CHALLENGE: Read the data and repeat all of it exactly.

GIVEN RECORDS:
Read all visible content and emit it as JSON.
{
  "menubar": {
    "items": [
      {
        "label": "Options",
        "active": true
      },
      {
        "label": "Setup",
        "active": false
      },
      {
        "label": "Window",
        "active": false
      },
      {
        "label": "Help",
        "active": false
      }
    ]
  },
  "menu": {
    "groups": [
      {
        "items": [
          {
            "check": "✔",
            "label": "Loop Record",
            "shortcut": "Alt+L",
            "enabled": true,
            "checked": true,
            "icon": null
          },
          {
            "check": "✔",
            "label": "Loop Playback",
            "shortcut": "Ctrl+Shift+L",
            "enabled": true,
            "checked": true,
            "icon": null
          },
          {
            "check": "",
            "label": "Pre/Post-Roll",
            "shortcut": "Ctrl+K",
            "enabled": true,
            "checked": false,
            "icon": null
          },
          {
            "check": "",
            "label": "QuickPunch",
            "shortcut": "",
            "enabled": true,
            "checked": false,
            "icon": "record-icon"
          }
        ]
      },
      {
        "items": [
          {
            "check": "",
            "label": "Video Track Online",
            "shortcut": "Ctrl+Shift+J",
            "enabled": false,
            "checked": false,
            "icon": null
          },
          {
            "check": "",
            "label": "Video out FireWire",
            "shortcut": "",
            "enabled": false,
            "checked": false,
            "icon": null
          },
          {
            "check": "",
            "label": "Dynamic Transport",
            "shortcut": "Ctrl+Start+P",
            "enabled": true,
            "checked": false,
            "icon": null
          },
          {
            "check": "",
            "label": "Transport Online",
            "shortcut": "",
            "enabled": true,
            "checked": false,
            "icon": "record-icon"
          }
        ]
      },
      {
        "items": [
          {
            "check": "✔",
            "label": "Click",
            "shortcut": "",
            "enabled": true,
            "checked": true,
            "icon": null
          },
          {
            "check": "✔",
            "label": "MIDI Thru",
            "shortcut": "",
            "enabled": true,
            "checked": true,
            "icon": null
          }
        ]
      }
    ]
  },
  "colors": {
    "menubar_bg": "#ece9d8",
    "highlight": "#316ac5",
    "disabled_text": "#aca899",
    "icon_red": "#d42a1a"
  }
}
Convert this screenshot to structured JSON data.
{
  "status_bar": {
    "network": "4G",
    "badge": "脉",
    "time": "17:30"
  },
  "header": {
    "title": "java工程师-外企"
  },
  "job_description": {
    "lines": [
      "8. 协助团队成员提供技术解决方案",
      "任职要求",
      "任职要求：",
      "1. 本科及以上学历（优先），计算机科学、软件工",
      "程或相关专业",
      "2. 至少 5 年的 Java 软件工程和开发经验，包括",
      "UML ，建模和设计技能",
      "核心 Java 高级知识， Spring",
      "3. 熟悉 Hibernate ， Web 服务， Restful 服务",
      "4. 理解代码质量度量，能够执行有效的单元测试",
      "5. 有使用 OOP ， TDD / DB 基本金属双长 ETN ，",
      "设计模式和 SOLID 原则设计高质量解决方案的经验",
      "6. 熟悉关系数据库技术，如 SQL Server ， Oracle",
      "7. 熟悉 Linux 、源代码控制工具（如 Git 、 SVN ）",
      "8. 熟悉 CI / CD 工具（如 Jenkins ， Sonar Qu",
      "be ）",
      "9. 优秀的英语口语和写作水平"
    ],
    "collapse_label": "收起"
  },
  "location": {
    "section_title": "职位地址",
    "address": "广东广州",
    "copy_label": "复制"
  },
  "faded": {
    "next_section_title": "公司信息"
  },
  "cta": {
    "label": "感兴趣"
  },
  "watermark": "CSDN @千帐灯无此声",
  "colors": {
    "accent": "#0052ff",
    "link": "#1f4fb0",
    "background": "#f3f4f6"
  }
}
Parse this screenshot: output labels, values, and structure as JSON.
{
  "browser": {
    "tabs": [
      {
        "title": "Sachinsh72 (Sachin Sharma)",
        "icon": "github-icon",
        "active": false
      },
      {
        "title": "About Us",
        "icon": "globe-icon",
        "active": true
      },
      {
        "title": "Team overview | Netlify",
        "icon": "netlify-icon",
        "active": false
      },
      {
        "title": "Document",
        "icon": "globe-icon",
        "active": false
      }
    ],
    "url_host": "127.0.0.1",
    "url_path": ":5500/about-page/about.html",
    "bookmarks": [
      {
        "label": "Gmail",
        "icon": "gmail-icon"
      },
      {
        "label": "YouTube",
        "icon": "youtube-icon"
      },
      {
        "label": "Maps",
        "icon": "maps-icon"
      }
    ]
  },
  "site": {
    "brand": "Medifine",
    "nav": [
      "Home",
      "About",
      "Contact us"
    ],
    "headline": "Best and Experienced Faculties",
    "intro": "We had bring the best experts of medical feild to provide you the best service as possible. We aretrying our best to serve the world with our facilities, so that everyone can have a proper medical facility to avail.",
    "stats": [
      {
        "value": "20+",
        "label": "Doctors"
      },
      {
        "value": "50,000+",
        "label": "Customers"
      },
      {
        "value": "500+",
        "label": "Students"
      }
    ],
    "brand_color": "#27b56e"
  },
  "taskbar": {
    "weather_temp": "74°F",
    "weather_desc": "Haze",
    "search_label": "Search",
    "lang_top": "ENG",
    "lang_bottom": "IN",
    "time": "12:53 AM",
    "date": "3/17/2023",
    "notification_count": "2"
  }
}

EXERCISE OUTPUT:
Read all visible content and emit it as JSON.
{
  "menubar": {
    "items": [
      {
        "label": "Options",
        "active": true
      },
      {
        "label": "Setup",
        "active": false
      },
      {
        "label": "Window",
        "active": false
      },
      {
        "label": "Help",
        "active": false
      }
    ]
  },
  "menu": {
    "groups": [
      {
        "items": [
          {
            "check": "✔",
            "label": "Loop Record",
            "shortcut": "Alt+L",
            "enabled": true,
            "checked": true,
            "icon": null
          },
          {
            "check": "✔",
            "label": "Loop Playback",
            "shortcut": "Ctrl+Shift+L",
            "enabled": true,
            "checked": true,
            "icon": null
          },
          {
            "check": "",
            "label": "Pre/Post-Roll",
            "shortcut": "Ctrl+K",
            "enabled": true,
            "checked": false,
            "icon": null
          },
          {
            "check": "",
            "label": "QuickPunch",
            "shortcut": "",
            "enabled": true,
            "checked": false,
            "icon": "record-icon"
          }
        ]
      },
      {
        "items": [
          {
            "check": "",
            "label": "Video Track Online",
            "shortcut": "Ctrl+Shift+J",
            "enabled": false,
            "checked": false,
            "icon": null
          },
          {
            "check": "",
            "label": "Video out FireWire",
            "shortcut": "",
            "enabled": false,
            "checked": false,
            "icon": null
          },
          {
            "check": "",
            "label": "Dynamic Transport",
            "shortcut": "Ctrl+Start+P",
            "enabled": true,
            "checked": false,
            "icon": null
          },
          {
            "check": "",
            "label": "Transport Online",
            "shortcut": "",
            "enabled": true,
            "checked": false,
            "icon": "record-icon"
          }
        ]
      },
      {
        "items": [
          {
            "check": "✔",
            "label": "Click",
            "shortcut": "",
            "enabled": true,
            "checked": true,
            "icon": null
          },
          {
            "check": "✔",
            "label": "MIDI Thru",
            "shortcut": "",
            "enabled": true,
            "checked": true,
            "icon": null
          }
        ]
      }
    ]
  },
  "colors": {
    "menubar_bg": "#ece9d8",
    "highlight": "#316ac5",
    "disabled_text": "#aca899",
    "icon_red": "#d42a1a"
  }
}
Convert this screenshot to structured JSON data.
{
  "status_bar": {
    "network": "4G",
    "badge": "脉",
    "time": "17:30"
  },
  "header": {
    "title": "java工程师-外企"
  },
  "job_description": {
    "lines": [
      "8. 协助团队成员提供技术解决方案",
      "任职要求",
      "任职要求：",
      "1. 本科及以上学历（优先），计算机科学、软件工",
      "程或相关专业",
      "2. 至少 5 年的 Java 软件工程和开发经验，包括",
      "UML ，建模和设计技能",
      "核心 Java 高级知识， Spring",
      "3. 熟悉 Hibernate ， Web 服务， Restful 服务",
      "4. 理解代码质量度量，能够执行有效的单元测试",
      "5. 有使用 OOP ， TDD / DB 基本金属双长 ETN ，",
      "设计模式和 SOLID 原则设计高质量解决方案的经验",
      "6. 熟悉关系数据库技术，如 SQL Server ， Oracle",
      "7. 熟悉 Linux 、源代码控制工具（如 Git 、 SVN ）",
      "8. 熟悉 CI / CD 工具（如 Jenkins ， Sonar Qu",
      "be ）",
      "9. 优秀的英语口语和写作水平"
    ],
    "collapse_label": "收起"
  },
  "location": {
    "section_title": "职位地址",
    "address": "广东广州",
    "copy_label": "复制"
  },
  "faded": {
    "next_section_title": "公司信息"
  },
  "cta": {
    "label": "感兴趣"
  },
  "watermark": "CSDN @千帐灯无此声",
  "colors": {
    "accent": "#0052ff",
    "link": "#1f4fb0",
    "background": "#f3f4f6"
  }
}
Parse this screenshot: output labels, values, and structure as JSON.
{
  "browser": {
    "tabs": [
      {
        "title": "Sachinsh72 (Sachin Sharma)",
        "icon": "github-icon",
        "active": false
      },
      {
        "title": "About Us",
        "icon": "globe-icon",
        "active": true
      },
      {
        "title": "Team overview | Netlify",
        "icon": "netlify-icon",
        "active": false
      },
      {
        "title": "Document",
        "icon": "globe-icon",
        "active": false
      }
    ],
    "url_host": "127.0.0.1",
    "url_path": ":5500/about-page/about.html",
    "bookmarks": [
      {
        "label": "Gmail",
        "icon": "gmail-icon"
      },
      {
        "label": "YouTube",
        "icon": "youtube-icon"
      },
      {
        "label": "Maps",
        "icon": "maps-icon"
      }
    ]
  },
  "site": {
    "brand": "Medifine",
    "nav": [
      "Home",
      "About",
      "Contact us"
    ],
    "headline": "Best and Experienced Faculties",
    "intro": "We had bring the best experts of medical feild to provide you the best service as possible. We aretrying our best to serve the world with our facilities, so that everyone can have a proper medical facility to avail.",
    "stats": [
      {
        "value": "20+",
        "label": "Doctors"
      },
      {
        "value": "50,000+",
        "label": "Customers"
      },
      {
        "value": "500+",
        "label": "Students"
      }
    ],
    "brand_color": "#27b56e"
  },
  "taskbar": {
    "weather_temp": "74°F",
    "weather_desc": "Haze",
    "search_label": "Search",
    "lang_top": "ENG",
    "lang_bottom": "IN",
    "time": "12:53 AM",
    "date": "3/17/2023",
    "notification_count": "2"
  }
}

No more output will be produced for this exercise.